• [GIVEN EXERCISE]: Reproduce the excerpt below about what economic theory leaves out, word for word and in full.

• [TEXT EXCERPT]:
My underlying criticism of economics today is what it  leaves out and not what it includes.  Among the many things left out in its idealized systems is that in the real world markets are manipulatable. The basic drive to avoid competition by gaming and controlling either supply  demand or the markets themselves appear to be either downplayed or ignored by resorting to the myth of the “invisible hand.”


Let me begin by repeating the insightful quote by HM Keynes:

“Capitalism is the extraordinary belief that the nastiest of men, for the nastiest of reasons, will somehow work for the benefit of us all. “

– JM Keynes

I think we all  for the most part agree with his observation. I would, however, substitute Classical (or Neoclassical) Economic Theory for capitalism. It appears  most economic theory essentially ignores the reality that these nasty men won’t work for the benefit of all of us and perhaps more importantly some of them will unduly effect the course of economic events affecting the rest of us in a negative way.   Many economists appear to approach this problem in one or more of the following ways:

1. They wring their hands and call for political intervention (Keynesians, etc.).

2. They ignore it claiming it could never happen (Neoclassical economists).

• [RECORD LIST]:
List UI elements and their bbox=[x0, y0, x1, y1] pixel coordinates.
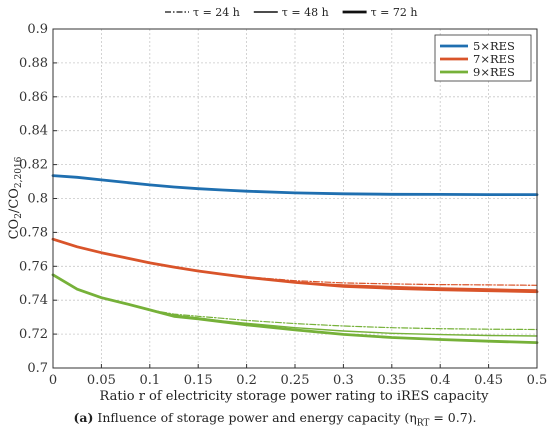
y-tick-label: 0.9 bbox=[27, 22, 48, 37]
x-axis-label: Ratio r of electricity storage power rat… bbox=[100, 389, 490, 404]
y-tick-label: 0.74 bbox=[19, 293, 48, 308]
tau-legend-label: τ = 72 h bbox=[371, 6, 418, 19]
y-tick-label: 0.8 bbox=[27, 192, 48, 207]
legend-label: 9×RES bbox=[473, 65, 515, 79]
series-line-7xres-tau-72h bbox=[51, 237, 539, 294]
series-line-5xres-tau-72h bbox=[51, 174, 539, 197]
x-tick-label: 0 bbox=[49, 373, 57, 388]
x-tick-label: 0.25 bbox=[281, 373, 310, 388]
tick-layer: 0 0.05 0.1 0.15 0.2 0.25 0.3 0.35 0.4 0.45 0.5 0.7 0… bbox=[19, 22, 547, 388]
caption-text: Influence of storage power and energy ca… bbox=[97, 410, 417, 425]
x-tick-label: 0.15 bbox=[184, 373, 213, 388]
y-tick-label: 0.76 bbox=[19, 259, 48, 274]
y-tick-label: 0.72 bbox=[19, 327, 48, 342]
x-tick-label: 0.4 bbox=[430, 373, 451, 388]
tau-legend: τ = 24 h τ = 48 h τ = 72 h bbox=[165, 6, 417, 19]
x-tick-label: 0.05 bbox=[87, 373, 116, 388]
y-tick-label: 0.86 bbox=[19, 90, 48, 105]
x-tick-label: 0.5 bbox=[527, 373, 548, 388]
caption-tail: = 0.7). bbox=[429, 410, 477, 425]
x-tick-label: 0.1 bbox=[139, 373, 160, 388]
figure-caption: (a) Influence of storage power and energ… bbox=[0, 410, 550, 429]
series-line-9xres-tau-72h bbox=[51, 273, 539, 345]
line-chart: 0 0.05 0.1 0.15 0.2 0.25 0.3 0.35 0.4 0.45 0.5 0.7 0… bbox=[7, 6, 547, 404]
x-tick-label: 0.35 bbox=[377, 373, 406, 388]
tau-legend-label: τ = 24 h bbox=[193, 6, 240, 19]
x-tick-label: 0.3 bbox=[333, 373, 354, 388]
grid-layer bbox=[52, 28, 538, 369]
y-tick-label: 0.84 bbox=[19, 124, 48, 139]
y-axis-label: CO2/CO2,2016 bbox=[7, 156, 24, 239]
tau-legend-label: τ = 48 h bbox=[282, 6, 329, 19]
y-tick-label: 0.7 bbox=[27, 361, 48, 376]
y-tick-label: 0.82 bbox=[19, 158, 48, 173]
legend-label: 7×RES bbox=[473, 52, 515, 66]
caption-sub: RT bbox=[416, 418, 430, 429]
legend-label: 5×RES bbox=[473, 39, 515, 53]
y-tick-label: 0.88 bbox=[19, 56, 48, 71]
x-tick-label: 0.2 bbox=[236, 373, 257, 388]
x-tick-label: 0.45 bbox=[474, 373, 503, 388]
y-tick-label: 0.78 bbox=[19, 225, 48, 240]
caption-label: (a) bbox=[73, 410, 94, 425]
series-layer bbox=[51, 174, 539, 345]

• [COMPLETED EXERCISE]:
My underlying criticism of economics today is what it  leaves out and not what it includes.  Among the many things left out in its idealized systems is that in the real world markets are manipulatable. The basic drive to avoid competition by gaming and controlling either supply  demand or the markets themselves appear to be either downplayed or ignored by resorting to the myth of the “invisible hand.”


Let me begin by repeating the insightful quote by HM Keynes:

“Capitalism is the extraordinary belief that the nastiest of men, for the nastiest of reasons, will somehow work for the benefit of us all. “

– JM Keynes

I think we all  for the most part agree with his observation. I would, however, substitute Classical (or Neoclassical) Economic Theory for capitalism. It appears  most economic theory essentially ignores the reality that these nasty men won’t work for the benefit of all of us and perhaps more importantly some of them will unduly effect the course of economic events affecting the rest of us in a negative way.   Many economists appear to approach this problem in one or more of the following ways:

1. They wring their hands and call for political intervention (Keynesians, etc.).

2. They ignore it claiming it could never happen (Neoclassical economists).